-------- Учебный текст --------
Мышление психастеника также земное, реалистическое в смысле тщательной зависимости от фактов. Однако психастеническая склонность к сомнениям, обусловленная прежде всего деперсонализационным чувством нереальности, сказывается здесь в пристальном раздумье, казалось бы, над малозначащими, известными своей понятностью деталями с потребностью проверить это, подобно тому, как психастеник начинает вдруг внимательно вглядываться в знакомую приподнятость на коже и сомневаться, тревожиться, не есть ли это что-то пострашней, нежели просто родинка. Именно строго из фактов, но фактов, над «понятным» значением которых до него не сомневались, рассеянной неповоротливостью мысли в модную, банальную сторону (а не силой абстрактно-символического полета) образуется творческое психастеническое озарение, чаще в естественных науках (Дарвин). Если в аутистически-шизотимическом художественном творчестве звучит отстраненно-символическая, тонкоэстетическая волна (абстракционисты, Андерсен, Б. Пастернак), если синтонные (циклотимические) поэзия и проза наполнены солнечной гармонией и земной мудростью (Рабле, Пушкин), то психастеническая проза отличается теми же сомнениями, чаще нравственно-этического содержания, земной, но сложной психологической насыщенностью в поисках себя, своего в тумане нереальности (А.П. Чехов).
--------
В каких науках, согласно тексту о психастеническом мышлении, чаще возникает творческое психастеническое озарение? Отвечайте, опираясь только на этот текст.
-------- Строки данных --------
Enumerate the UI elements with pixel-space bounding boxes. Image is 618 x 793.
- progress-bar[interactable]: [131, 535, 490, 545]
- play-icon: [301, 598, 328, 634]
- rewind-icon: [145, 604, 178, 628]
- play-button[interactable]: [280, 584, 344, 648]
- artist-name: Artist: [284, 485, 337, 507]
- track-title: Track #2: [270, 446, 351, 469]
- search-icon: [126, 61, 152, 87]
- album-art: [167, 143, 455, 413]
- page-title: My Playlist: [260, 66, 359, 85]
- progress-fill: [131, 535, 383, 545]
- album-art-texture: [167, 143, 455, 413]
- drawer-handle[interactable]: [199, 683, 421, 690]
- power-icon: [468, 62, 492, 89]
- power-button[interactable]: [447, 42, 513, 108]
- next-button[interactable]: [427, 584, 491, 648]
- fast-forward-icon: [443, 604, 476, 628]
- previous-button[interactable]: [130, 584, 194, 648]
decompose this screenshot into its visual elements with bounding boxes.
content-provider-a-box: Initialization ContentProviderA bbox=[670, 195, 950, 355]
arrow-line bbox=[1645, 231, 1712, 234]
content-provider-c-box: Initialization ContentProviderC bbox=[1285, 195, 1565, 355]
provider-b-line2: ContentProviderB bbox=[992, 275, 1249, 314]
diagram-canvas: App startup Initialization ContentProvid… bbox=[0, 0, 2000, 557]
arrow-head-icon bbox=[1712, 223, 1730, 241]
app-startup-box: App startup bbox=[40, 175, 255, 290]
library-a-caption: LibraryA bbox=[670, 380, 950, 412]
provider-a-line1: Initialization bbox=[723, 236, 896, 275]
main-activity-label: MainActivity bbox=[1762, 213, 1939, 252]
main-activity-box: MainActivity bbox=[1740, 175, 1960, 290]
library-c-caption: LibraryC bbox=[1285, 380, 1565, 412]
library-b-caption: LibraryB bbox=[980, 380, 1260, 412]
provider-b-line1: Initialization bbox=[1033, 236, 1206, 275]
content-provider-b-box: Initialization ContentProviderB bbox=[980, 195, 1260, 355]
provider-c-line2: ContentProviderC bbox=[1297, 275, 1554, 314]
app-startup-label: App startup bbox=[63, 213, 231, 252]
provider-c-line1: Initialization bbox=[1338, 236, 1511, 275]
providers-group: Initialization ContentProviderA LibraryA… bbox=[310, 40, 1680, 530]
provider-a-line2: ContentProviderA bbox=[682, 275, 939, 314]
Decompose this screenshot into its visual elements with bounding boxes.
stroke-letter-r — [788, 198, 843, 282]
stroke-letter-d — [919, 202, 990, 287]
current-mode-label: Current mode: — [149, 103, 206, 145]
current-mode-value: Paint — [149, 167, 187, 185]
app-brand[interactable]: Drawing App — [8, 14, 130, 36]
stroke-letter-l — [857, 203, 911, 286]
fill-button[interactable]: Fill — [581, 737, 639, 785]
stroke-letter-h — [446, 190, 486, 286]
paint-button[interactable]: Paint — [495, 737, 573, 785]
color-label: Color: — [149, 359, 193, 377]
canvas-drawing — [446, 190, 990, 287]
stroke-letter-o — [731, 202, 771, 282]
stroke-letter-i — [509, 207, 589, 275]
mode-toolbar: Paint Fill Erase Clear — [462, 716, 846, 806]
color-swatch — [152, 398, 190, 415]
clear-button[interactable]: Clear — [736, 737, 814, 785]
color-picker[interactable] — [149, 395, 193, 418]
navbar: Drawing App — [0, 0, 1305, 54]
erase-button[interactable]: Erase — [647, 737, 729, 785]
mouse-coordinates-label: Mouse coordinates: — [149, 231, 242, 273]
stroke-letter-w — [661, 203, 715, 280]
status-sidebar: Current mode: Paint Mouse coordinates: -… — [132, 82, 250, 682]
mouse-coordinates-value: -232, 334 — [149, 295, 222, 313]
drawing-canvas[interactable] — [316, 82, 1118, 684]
--------
Письменное решение: В естественных науках.